## INSTRUCTIONS FOR THE TASK
Please return the full listing below without altering anything.

(Collection entries)
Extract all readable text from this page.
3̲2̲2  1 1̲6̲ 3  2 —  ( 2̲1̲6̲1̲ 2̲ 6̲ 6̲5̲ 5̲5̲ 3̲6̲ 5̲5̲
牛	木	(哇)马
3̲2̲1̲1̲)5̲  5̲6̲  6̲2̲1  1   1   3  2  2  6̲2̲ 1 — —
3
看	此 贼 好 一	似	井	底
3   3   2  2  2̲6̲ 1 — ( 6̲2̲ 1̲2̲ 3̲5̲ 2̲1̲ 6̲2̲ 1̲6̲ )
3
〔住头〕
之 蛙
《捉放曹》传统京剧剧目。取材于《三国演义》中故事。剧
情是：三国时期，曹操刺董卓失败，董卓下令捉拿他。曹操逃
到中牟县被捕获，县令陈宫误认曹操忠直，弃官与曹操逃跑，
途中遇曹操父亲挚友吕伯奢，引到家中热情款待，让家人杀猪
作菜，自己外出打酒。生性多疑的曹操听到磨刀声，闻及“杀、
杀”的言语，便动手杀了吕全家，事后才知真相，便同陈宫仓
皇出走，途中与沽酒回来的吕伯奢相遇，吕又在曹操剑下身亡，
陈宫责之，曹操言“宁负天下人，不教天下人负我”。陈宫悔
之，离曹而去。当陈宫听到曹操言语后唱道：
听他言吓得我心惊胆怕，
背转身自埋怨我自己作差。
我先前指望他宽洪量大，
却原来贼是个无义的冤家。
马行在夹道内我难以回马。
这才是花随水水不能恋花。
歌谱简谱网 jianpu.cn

## EXERCISE RESPONSE
Extract all readable text from this page.
3̲2̲2  1 1̲6̲ 3  2 —  ( 2̲1̲6̲1̲ 2̲ 6̲ 6̲5̲ 5̲5̲ 3̲6̲ 5̲5̲
牛	木	(哇)马
3̲2̲1̲1̲)5̲  5̲6̲  6̲2̲1  1   1   3  2  2  6̲2̲ 1 — —
3
看	此 贼 好 一	似	井	底
3   3   2  2  2̲6̲ 1 — ( 6̲2̲ 1̲2̲ 3̲5̲ 2̲1̲ 6̲2̲ 1̲6̲ )
3
〔住头〕
之 蛙
《捉放曹》传统京剧剧目。取材于《三国演义》中故事。剧
情是：三国时期，曹操刺董卓失败，董卓下令捉拿他。曹操逃
到中牟县被捕获，县令陈宫误认曹操忠直，弃官与曹操逃跑，
途中遇曹操父亲挚友吕伯奢，引到家中热情款待，让家人杀猪
作菜，自己外出打酒。生性多疑的曹操听到磨刀声，闻及“杀、
杀”的言语，便动手杀了吕全家，事后才知真相，便同陈宫仓
皇出走，途中与沽酒回来的吕伯奢相遇，吕又在曹操剑下身亡，
陈宫责之，曹操言“宁负天下人，不教天下人负我”。陈宫悔
之，离曹而去。当陈宫听到曹操言语后唱道：
听他言吓得我心惊胆怕，
背转身自埋怨我自己作差。
我先前指望他宽洪量大，
却原来贼是个无义的冤家。
马行在夹道内我难以回马。
这才是花随水水不能恋花。
歌谱简谱网 jianpu.cn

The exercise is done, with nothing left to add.